Extracted data entries
☆ ☆ ☆ ☆
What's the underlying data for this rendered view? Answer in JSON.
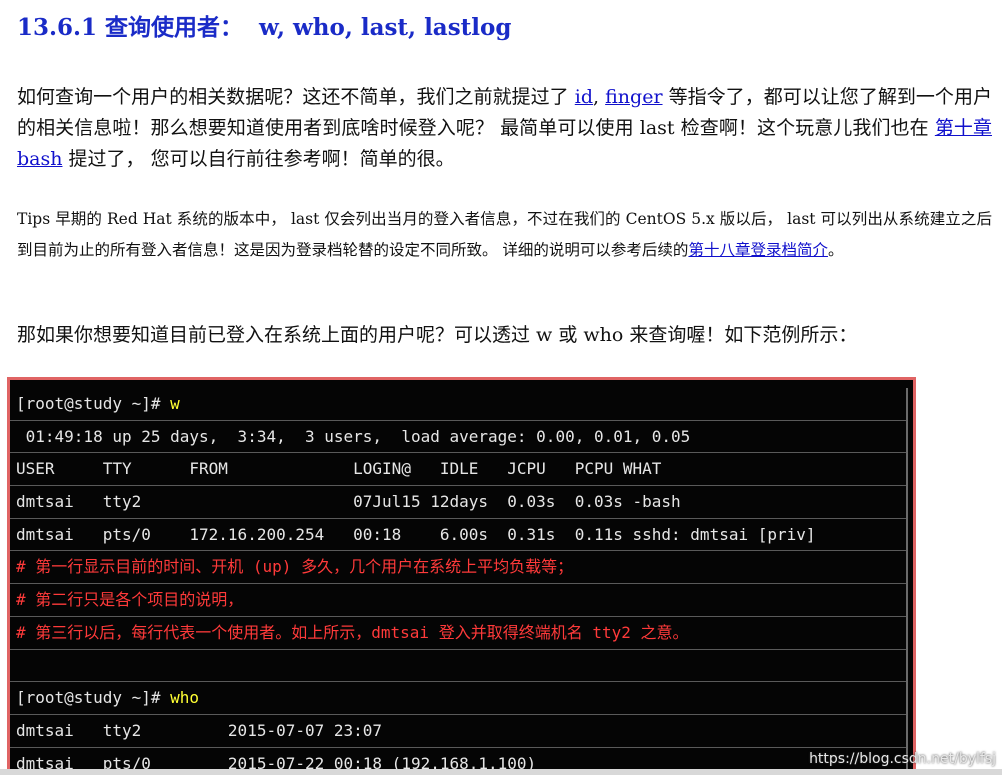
{
  "heading": {
    "number": "13.6.1",
    "title": "查询使用者：",
    "commands": "w, who, last, lastlog"
  },
  "para1": {
    "text_a": "如何查询一个用户的相关数据呢？这还不简单，我们之前就提过了 ",
    "link_id": "id",
    "sep": ", ",
    "link_finger": "finger",
    "text_b": " 等指令了，都可以让您了解到一个用户的相关信息啦！那么想要知道使用者到底啥时候登入呢？ 最简单可以使用 last 检查啊！这个玩意儿我们也在 ",
    "link_bash": "第十章 bash",
    "text_c": " 提过了， 您可以自行前往参考啊！简单的很。"
  },
  "tips": {
    "text_a": "Tips 早期的 Red Hat 系统的版本中， last 仅会列出当月的登入者信息，不过在我们的 CentOS 5.x 版以后， last 可以列出从系统建立之后到目前为止的所有登入者信息！这是因为登录档轮替的设定不同所致。 详细的说明可以参考后续的",
    "link": "第十八章登录档简介",
    "text_b": "。"
  },
  "para2": {
    "text": "那如果你想要知道目前已登入在系统上面的用户呢？可以透过 w 或 who 来查询喔！如下范例所示："
  },
  "terminal": {
    "prompt1": "[root@study ~]# ",
    "cmd1": "w",
    "uptime": " 01:49:18 up 25 days,  3:34,  3 users,  load average: 0.00, 0.01, 0.05",
    "header": "USER     TTY      FROM             LOGIN@   IDLE   JCPU   PCPU WHAT",
    "row1": "dmtsai   tty2                      07Jul15 12days  0.03s  0.03s -bash",
    "row2": "dmtsai   pts/0    172.16.200.254   00:18    6.00s  0.31s  0.11s sshd: dmtsai [priv]",
    "comment1": "# 第一行显示目前的时间、开机 (up) 多久，几个用户在系统上平均负载等；",
    "comment2": "# 第二行只是各个项目的说明，",
    "comment3": "# 第三行以后，每行代表一个使用者。如上所示，dmtsai 登入并取得终端机名 tty2 之意。",
    "prompt2": "[root@study ~]# ",
    "cmd2": "who",
    "who1": "dmtsai   tty2         2015-07-07 23:07",
    "who2": "dmtsai   pts/0        2015-07-22 00:18 (192.168.1.100)"
  },
  "watermark": "https://blog.csdn.net/bylfsj",
  "colors": {
    "heading": "#1a2bc7",
    "link": "#1010cc",
    "terminal_bg": "#050505",
    "terminal_border": "#e06464",
    "comment": "#ff3a3a",
    "command": "#ffff33"
  }
}
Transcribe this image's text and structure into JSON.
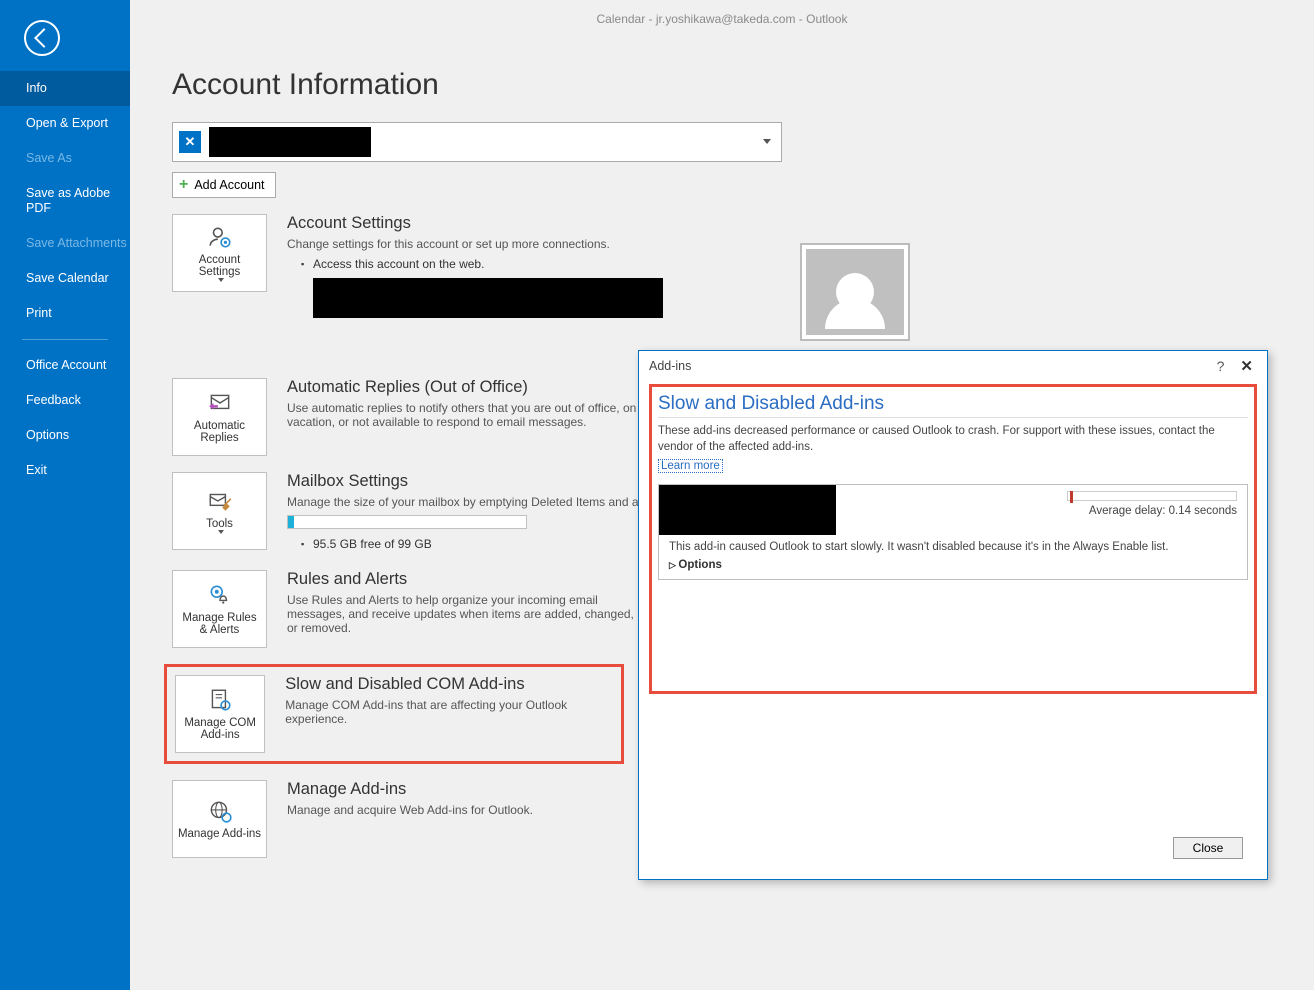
{
  "titlebar": "Calendar - jr.yoshikawa@takeda.com  -  Outlook",
  "sidebar": {
    "items": [
      {
        "label": "Info",
        "state": "selected"
      },
      {
        "label": "Open & Export",
        "state": ""
      },
      {
        "label": "Save As",
        "state": "disabled"
      },
      {
        "label": "Save as Adobe PDF",
        "state": ""
      },
      {
        "label": "Save Attachments",
        "state": "disabled"
      },
      {
        "label": "Save Calendar",
        "state": ""
      },
      {
        "label": "Print",
        "state": ""
      }
    ],
    "items2": [
      {
        "label": "Office Account"
      },
      {
        "label": "Feedback"
      },
      {
        "label": "Options"
      },
      {
        "label": "Exit"
      }
    ]
  },
  "page": {
    "title": "Account Information",
    "add_account": "Add Account"
  },
  "sections": {
    "acct": {
      "tile": "Account Settings",
      "h": "Account Settings",
      "p": "Change settings for this account or set up more connections.",
      "b1": "Access this account on the web."
    },
    "auto": {
      "tile": "Automatic Replies",
      "h": "Automatic Replies (Out of Office)",
      "p": "Use automatic replies to notify others that you are out of office, on vacation, or not available to respond to email messages."
    },
    "mbox": {
      "tile": "Tools",
      "h": "Mailbox Settings",
      "p": "Manage the size of your mailbox by emptying Deleted Items and archiving.",
      "free": "95.5 GB free of 99 GB"
    },
    "rules": {
      "tile": "Manage Rules & Alerts",
      "h": "Rules and Alerts",
      "p": "Use Rules and Alerts to help organize your incoming email messages, and receive updates when items are added, changed, or removed."
    },
    "com": {
      "tile": "Manage COM Add-ins",
      "h": "Slow and Disabled COM Add-ins",
      "p": "Manage COM Add-ins that are affecting your Outlook experience."
    },
    "web": {
      "tile": "Manage Add-ins",
      "h": "Manage Add-ins",
      "p": "Manage and acquire Web Add-ins for Outlook."
    }
  },
  "dialog": {
    "title": "Add-ins",
    "heading": "Slow and Disabled Add-ins",
    "desc": "These add-ins decreased performance or caused Outlook to crash. For support with these issues, contact the vendor of the affected add-ins.",
    "learn": "Learn more",
    "delay": "Average delay: 0.14 seconds",
    "msg": "This add-in caused Outlook to start slowly. It wasn't disabled because it's in the Always Enable list.",
    "options": "Options",
    "close": "Close"
  }
}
☆ ☆ ☆ ☆
__WRITTEN EXERCISE__: Identify each line holding the string "Manage", and copy it out.

__SOLUTION TO THIS TASK__:
      "p": "Manage the size of your mailbox by emptying Deleted Items and archiving.",
      "tile": "Manage Rules & Alerts",
      "tile": "Manage COM Add-ins",
      "p": "Manage COM Add-ins that are affecting your Outlook experience."
      "tile": "Manage Add-ins",
      "h": "Manage Add-ins",
      "p": "Manage and acquire Web Add-ins for Outlook."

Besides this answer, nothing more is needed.